TEKS BACAAN:
“Wisudawan, Toga, Like, dan Cinta yang Tertinggal di Ruang Dosen”
⃰Fajri Al Mughni
Wahai para calon wisudawan UNISBA, selamat datang di panggung dunia yang menawan, dunia di mana kebenaran bukan lagi hasil perenungan Plato atau riset empiris Popper, melainkan jumlah like dan retweet dari akun anonim berpoto kucing dengan topi petani.
Aduhai.. betapa indahnya menjadi sarjana di abad ini. Zaman di mana algoritma lebih dipercaya daripada guru besar, dan para filusuf digantikan oleh selebgram bermodal lighting dan semangat ngedebat. Filsafat kini ditulis di caption, bukan dalam buku. Siapa sangka, Heidegger bisa dikalahkan oleh filter Instagram dan tiktok?
Sarjana? Fungsimu bukan lagi mencerdaskan kehidupan bangsa. Itu terlalu 1945. Kini, fungsi utamamu adalah membuat konten edukatif yang relate, dengan backsound instrumental sedih atau remix Budak Ciamis dan Sikok Bagi Duo agar dapat bersaing dengan video mukbang dan prank.
Tapi tenanglah, ini bukan zaman kebenaran, ini zaman narasi. Kau hanya perlu tahu cara membuat hoax terlihat meyakinkan dan fakta terasa membosankan. Maka, engkau tak akan kekurangan pengikut. Filsafat baru kita berbunyi: “Aku viral, maka aku benar.”
Namun, di balik ironi ini, izinkan aku menyampaikan cinta. Cinta dari mereka yang diam-diam berharap kau tetap menjadi terang, meski dunia memilih silau. Cinta dari para guru yang masih menyalakan lilin logika, meski lampu LED kebodohan lebih digemari.

BARIS YANG DIBERIKAN:

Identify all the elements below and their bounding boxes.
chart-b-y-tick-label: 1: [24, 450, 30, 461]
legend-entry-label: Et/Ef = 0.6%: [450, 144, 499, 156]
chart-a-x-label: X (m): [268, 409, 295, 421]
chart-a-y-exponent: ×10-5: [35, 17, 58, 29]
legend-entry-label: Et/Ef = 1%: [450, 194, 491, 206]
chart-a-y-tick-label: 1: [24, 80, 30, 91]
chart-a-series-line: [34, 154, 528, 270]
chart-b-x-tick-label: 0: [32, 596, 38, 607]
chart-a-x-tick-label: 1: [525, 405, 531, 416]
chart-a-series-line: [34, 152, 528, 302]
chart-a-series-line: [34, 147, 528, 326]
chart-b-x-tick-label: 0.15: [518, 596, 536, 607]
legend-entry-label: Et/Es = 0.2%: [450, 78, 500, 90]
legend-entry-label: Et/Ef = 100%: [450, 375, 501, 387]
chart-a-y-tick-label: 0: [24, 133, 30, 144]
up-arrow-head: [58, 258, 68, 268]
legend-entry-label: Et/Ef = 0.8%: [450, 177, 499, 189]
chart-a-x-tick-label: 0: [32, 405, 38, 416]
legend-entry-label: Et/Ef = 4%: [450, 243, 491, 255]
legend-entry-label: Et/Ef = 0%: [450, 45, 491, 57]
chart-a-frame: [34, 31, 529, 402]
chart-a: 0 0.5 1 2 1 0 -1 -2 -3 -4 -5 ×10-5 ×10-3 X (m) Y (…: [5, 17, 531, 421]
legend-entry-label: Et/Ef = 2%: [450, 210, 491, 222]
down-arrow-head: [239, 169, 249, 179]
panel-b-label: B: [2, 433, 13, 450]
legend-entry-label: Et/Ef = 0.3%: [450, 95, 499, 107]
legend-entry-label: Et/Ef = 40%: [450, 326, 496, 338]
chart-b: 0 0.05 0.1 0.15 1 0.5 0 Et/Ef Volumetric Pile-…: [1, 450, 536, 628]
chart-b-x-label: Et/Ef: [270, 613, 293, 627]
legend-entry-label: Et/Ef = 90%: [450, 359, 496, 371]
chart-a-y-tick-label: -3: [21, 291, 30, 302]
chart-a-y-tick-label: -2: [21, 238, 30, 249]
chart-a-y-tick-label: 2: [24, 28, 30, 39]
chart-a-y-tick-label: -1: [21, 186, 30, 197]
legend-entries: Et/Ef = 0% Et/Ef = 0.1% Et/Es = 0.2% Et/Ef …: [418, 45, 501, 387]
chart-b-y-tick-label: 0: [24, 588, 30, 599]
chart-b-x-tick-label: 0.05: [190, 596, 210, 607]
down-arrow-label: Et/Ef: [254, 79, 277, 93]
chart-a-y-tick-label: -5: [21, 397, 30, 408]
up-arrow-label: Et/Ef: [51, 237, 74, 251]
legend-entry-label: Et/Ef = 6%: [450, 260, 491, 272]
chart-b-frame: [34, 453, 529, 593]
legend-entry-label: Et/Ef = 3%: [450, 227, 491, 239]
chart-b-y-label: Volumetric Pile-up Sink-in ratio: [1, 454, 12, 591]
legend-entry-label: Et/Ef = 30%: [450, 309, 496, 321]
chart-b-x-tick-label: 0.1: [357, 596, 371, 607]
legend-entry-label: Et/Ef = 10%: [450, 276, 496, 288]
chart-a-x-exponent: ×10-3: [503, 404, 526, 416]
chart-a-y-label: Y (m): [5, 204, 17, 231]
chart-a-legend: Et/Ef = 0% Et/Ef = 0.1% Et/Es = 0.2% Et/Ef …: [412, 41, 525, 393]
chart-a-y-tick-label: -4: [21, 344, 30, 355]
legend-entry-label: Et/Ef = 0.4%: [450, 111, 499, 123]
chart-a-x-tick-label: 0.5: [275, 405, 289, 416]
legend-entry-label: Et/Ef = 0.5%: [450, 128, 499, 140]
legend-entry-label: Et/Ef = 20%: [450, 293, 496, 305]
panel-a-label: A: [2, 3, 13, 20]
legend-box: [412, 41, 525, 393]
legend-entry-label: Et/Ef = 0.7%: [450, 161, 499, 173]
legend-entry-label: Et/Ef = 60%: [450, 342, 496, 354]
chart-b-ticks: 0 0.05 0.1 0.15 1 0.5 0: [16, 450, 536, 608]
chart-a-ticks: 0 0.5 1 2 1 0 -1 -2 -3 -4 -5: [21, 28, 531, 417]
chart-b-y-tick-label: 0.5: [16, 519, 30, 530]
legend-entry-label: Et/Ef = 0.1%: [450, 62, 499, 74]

TUGAS 1:
Tuliskan kembali tanpa mengubah apa pun bagian esai tentang wisudawan, dari "Aduhai.. betapa indahnya" sampai "Instagram dan tiktok?".
TUGAS 2:
Dalam esai tentang wisudawan, apa bunyi "filsafat baru kita"?
TUGAS 3:
Teruskan esai tentang wisudawan itu, mulai setelah kalimat terakhirnya.

JAWABAN LATIHAN 1:
Aduhai.. betapa indahnya menjadi sarjana di abad ini. Zaman di mana algoritma lebih dipercaya daripada guru besar, dan para filusuf digantikan oleh selebgram bermodal lighting dan semangat ngedebat. Filsafat kini ditulis di caption, bukan dalam buku. Siapa sangka, Heidegger bisa dikalahkan oleh filter Instagram dan tiktok?

JAWABAN LATIHAN 2:
“Aku viral, maka aku benar.”

JAWABAN LATIHAN 3:
Wahai calon sarjana UNISBA, jika pun kau tak bisa melanjutkan akselerasi kenabian zaman ini, setidaknya jadilah sisa-sisa suara akal di tengah jerit viralitas. Bukan untuk menang, tapi untuk waras. Karena dunia ini sudah cukup gaduh tanpa perlu ditambah suara cerdik-cendekia yang latah.
Jagalah akalmu seperti engkau menjaga cinta pertama: dengan hormat, sabar, dan penuh rindu. Sebab di zaman ini, berpikir adalah tindakan revolusioner, dan mencintai kebenaran adalah bentuk ibadah.
Maka, sebelum kau lempar toga itu ke udara dan selfie dengan senyum kemenangan, ingatlah: bukan gelar yang membuatmu mulia, tapi pilihanmu setelah lulus; apakah kau akan menjadi pelita, atau sekadar tambahan data.
Selamat menapaki dunia, wahai sarjana. Dunia yang tak butuh banyak lulusan, tapi sangat butuh manusia yang menjadi manusia.